◆ WHAT TO WORK ON ◆
Present each line of the entries below that holds the word "Устройство".

◆ TASK MATERIAL ◆
══════════════════════════════

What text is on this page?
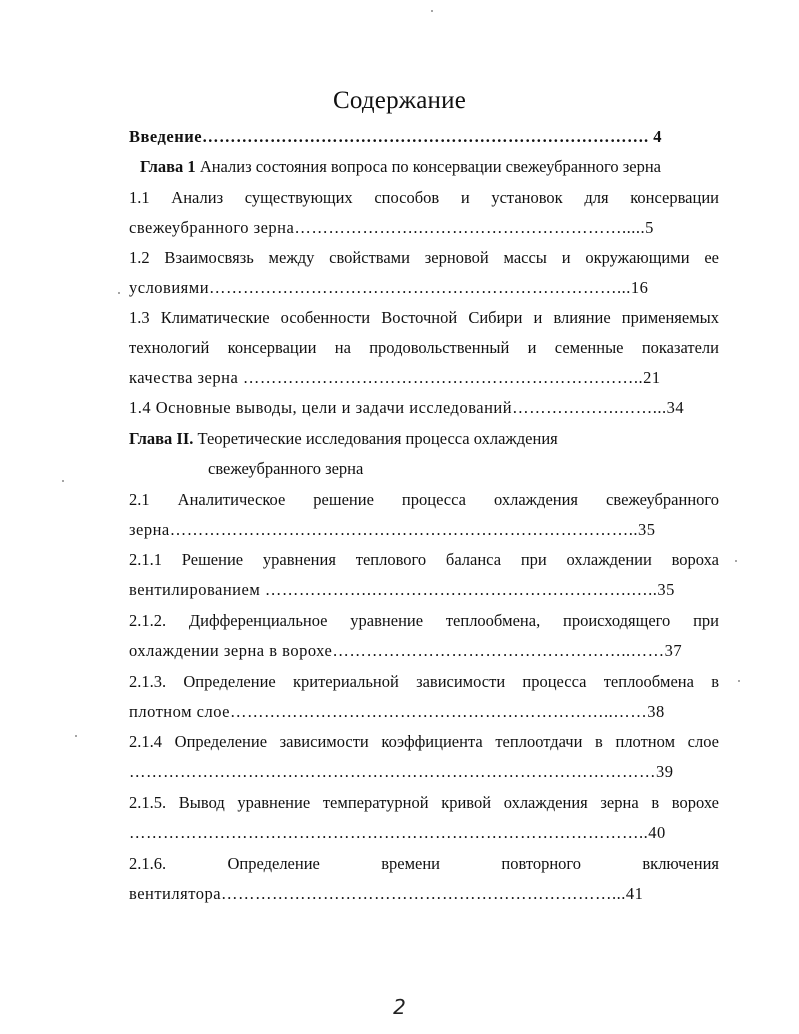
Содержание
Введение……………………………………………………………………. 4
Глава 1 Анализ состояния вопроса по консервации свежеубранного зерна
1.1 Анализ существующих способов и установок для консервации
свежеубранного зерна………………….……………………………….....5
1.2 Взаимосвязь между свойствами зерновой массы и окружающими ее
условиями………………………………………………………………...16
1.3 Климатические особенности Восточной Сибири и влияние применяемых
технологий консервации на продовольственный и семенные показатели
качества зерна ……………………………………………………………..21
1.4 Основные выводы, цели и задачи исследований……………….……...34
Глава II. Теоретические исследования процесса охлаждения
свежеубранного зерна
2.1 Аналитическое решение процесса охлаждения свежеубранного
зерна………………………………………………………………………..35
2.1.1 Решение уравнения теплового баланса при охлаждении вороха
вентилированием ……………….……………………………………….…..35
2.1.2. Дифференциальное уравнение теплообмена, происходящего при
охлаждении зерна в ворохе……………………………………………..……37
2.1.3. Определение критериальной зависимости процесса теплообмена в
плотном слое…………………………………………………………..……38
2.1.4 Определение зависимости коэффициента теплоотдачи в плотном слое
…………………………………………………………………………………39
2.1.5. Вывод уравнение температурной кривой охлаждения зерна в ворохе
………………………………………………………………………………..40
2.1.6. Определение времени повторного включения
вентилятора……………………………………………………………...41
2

══════════════════════════════

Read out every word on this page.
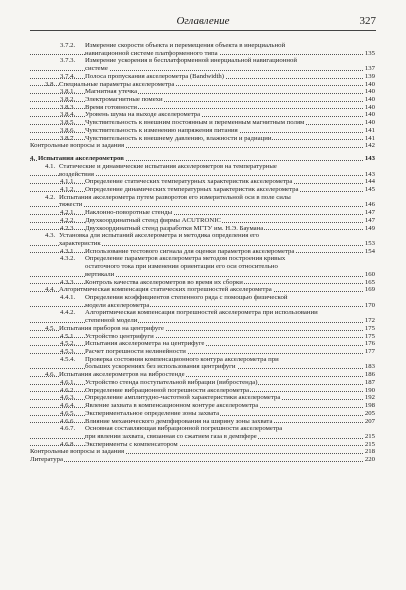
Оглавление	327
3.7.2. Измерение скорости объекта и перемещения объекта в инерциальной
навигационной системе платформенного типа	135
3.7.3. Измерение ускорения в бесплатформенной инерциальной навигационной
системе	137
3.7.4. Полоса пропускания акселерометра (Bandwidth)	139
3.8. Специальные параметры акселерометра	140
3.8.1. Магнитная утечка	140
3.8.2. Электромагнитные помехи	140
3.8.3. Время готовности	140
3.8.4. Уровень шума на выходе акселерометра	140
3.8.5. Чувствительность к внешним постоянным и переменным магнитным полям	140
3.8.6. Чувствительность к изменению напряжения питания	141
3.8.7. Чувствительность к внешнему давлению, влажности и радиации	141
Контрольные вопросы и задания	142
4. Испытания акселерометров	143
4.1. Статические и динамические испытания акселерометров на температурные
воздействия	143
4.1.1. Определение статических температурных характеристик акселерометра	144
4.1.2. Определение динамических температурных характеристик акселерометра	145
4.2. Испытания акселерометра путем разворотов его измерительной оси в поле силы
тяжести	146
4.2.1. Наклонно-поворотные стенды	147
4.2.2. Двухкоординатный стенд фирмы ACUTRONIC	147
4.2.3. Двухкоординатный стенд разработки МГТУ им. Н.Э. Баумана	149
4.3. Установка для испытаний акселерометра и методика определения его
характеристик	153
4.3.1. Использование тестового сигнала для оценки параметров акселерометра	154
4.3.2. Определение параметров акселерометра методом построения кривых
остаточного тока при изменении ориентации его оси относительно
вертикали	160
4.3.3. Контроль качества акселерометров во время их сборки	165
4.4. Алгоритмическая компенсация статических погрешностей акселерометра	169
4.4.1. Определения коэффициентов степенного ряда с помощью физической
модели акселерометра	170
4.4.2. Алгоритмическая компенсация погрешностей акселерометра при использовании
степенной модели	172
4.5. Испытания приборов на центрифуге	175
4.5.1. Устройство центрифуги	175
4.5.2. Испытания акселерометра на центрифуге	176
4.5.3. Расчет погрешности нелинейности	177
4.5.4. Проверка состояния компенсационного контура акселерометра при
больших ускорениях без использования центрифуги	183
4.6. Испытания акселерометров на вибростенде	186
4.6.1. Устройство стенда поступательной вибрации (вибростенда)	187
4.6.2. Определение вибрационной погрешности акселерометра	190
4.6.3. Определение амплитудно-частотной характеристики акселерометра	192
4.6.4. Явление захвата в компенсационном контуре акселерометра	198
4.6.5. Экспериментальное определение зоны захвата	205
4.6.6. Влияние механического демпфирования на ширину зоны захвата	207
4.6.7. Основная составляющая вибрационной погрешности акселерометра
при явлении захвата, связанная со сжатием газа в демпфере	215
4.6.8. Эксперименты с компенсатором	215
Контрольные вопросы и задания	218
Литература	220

══════════════════════════════

◆ FINISHED TASK ◆
4.5.1. Устройство центрифуги	175
4.6.1. Устройство стенда поступательной вибрации (вибростенда)	187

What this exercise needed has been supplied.